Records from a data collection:
* * *

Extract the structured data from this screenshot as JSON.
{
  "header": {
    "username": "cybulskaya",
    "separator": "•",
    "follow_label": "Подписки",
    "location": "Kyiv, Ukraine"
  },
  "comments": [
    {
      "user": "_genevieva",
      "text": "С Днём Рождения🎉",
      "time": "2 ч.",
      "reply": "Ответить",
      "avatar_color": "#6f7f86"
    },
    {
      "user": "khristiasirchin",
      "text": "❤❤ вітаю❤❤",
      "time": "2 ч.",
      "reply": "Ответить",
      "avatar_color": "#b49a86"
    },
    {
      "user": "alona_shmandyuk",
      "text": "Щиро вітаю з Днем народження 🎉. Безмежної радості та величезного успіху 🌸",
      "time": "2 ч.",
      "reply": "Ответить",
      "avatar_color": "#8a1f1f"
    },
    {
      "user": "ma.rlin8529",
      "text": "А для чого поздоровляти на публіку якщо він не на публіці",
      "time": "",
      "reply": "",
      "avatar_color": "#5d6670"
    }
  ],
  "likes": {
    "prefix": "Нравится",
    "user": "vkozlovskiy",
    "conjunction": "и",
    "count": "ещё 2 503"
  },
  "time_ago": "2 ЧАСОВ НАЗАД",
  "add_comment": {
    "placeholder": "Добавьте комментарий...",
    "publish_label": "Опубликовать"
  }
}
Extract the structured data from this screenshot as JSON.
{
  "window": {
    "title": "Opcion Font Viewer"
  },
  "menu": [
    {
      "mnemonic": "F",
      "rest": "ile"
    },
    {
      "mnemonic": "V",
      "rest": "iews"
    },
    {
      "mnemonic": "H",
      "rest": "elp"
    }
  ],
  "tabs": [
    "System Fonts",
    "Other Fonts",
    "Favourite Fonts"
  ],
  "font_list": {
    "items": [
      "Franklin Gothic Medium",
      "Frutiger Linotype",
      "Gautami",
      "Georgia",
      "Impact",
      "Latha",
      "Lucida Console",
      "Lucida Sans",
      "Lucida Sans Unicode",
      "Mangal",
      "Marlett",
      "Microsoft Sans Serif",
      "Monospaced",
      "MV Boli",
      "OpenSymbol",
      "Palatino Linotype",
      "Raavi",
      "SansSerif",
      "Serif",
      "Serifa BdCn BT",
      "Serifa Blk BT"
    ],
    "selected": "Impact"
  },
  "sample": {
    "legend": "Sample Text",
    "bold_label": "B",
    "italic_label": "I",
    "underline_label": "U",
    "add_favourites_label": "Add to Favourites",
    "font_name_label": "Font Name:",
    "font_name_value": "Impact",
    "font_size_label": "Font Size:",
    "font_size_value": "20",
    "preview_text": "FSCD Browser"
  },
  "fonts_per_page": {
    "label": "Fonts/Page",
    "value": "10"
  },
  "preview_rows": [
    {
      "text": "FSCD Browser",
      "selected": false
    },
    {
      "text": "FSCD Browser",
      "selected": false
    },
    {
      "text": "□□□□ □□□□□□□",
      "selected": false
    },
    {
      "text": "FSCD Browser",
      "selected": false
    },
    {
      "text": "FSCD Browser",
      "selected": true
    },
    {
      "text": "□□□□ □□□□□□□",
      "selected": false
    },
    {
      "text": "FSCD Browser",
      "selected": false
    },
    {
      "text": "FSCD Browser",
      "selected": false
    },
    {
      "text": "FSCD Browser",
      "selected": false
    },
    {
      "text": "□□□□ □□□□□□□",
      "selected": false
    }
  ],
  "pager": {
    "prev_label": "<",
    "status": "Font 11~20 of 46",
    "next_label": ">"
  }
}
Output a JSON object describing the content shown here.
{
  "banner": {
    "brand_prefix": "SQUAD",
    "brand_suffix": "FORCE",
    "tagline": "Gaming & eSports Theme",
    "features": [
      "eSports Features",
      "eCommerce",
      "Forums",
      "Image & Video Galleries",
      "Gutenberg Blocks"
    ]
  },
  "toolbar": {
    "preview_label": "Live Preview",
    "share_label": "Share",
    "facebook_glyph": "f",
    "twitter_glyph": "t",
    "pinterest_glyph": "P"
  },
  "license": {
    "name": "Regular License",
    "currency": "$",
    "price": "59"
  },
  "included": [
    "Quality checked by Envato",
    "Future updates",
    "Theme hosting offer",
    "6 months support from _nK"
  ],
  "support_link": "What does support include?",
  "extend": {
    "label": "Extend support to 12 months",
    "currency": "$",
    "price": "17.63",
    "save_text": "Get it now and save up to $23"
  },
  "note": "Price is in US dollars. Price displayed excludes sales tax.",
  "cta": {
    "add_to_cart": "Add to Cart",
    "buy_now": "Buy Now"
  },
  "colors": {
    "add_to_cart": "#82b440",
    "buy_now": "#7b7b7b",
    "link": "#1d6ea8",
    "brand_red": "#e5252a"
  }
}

* * *

Aim: Copy every line in the listing above where the string "Lucida" turns up.

Exercise output:
      "Lucida Console",
      "Lucida Sans",
      "Lucida Sans Unicode",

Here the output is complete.